[START]

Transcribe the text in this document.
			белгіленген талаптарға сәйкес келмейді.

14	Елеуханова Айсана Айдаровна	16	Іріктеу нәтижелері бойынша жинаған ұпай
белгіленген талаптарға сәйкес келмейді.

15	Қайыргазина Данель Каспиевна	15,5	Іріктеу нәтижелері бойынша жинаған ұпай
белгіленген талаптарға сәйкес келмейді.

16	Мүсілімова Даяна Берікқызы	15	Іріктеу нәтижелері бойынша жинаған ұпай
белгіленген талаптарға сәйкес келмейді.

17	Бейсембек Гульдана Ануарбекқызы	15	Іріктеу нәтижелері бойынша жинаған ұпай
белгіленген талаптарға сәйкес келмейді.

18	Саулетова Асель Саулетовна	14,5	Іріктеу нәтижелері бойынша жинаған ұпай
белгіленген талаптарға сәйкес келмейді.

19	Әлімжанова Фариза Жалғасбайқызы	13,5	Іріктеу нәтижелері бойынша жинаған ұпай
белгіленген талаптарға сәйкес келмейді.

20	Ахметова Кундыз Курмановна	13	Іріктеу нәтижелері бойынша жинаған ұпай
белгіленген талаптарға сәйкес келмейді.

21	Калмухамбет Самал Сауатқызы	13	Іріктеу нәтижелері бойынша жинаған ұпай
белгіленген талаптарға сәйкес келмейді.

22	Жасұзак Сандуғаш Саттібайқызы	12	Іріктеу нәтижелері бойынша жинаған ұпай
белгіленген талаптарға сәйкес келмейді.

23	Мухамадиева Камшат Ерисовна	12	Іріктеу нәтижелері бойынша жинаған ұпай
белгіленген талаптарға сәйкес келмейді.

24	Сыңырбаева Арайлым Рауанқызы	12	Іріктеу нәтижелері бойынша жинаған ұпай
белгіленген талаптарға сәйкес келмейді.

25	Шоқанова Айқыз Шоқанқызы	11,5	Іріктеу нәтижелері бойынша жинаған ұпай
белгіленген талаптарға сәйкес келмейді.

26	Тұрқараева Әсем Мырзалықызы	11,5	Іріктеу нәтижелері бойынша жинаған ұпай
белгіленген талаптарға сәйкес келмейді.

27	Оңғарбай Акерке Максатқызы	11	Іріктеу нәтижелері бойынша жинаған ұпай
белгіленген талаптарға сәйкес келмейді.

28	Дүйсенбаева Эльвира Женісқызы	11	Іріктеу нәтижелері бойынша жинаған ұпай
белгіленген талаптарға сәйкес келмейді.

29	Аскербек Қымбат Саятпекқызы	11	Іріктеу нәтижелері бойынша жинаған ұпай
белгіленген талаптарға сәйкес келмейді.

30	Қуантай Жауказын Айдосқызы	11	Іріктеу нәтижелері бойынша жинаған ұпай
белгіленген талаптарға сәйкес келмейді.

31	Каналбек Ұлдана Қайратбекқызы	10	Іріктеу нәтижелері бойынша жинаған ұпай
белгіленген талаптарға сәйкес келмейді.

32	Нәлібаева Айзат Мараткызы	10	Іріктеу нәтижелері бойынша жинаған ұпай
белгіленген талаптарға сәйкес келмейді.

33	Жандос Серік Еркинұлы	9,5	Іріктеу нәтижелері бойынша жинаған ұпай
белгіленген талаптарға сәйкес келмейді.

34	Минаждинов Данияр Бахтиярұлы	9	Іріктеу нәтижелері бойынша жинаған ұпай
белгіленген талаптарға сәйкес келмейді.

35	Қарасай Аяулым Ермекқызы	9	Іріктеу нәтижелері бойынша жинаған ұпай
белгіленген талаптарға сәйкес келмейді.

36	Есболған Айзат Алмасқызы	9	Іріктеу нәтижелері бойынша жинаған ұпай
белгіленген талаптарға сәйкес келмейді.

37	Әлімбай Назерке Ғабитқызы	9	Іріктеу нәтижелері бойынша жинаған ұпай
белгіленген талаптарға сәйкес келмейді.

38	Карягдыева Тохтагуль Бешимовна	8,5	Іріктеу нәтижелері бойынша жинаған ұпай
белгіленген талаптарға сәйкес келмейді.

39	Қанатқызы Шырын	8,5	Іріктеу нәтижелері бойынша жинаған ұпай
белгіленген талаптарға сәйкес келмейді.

[END]

EXERCISE BRIEF
Count how many lines of the listing above include "Айзат" and report that number alone.

REPLY
2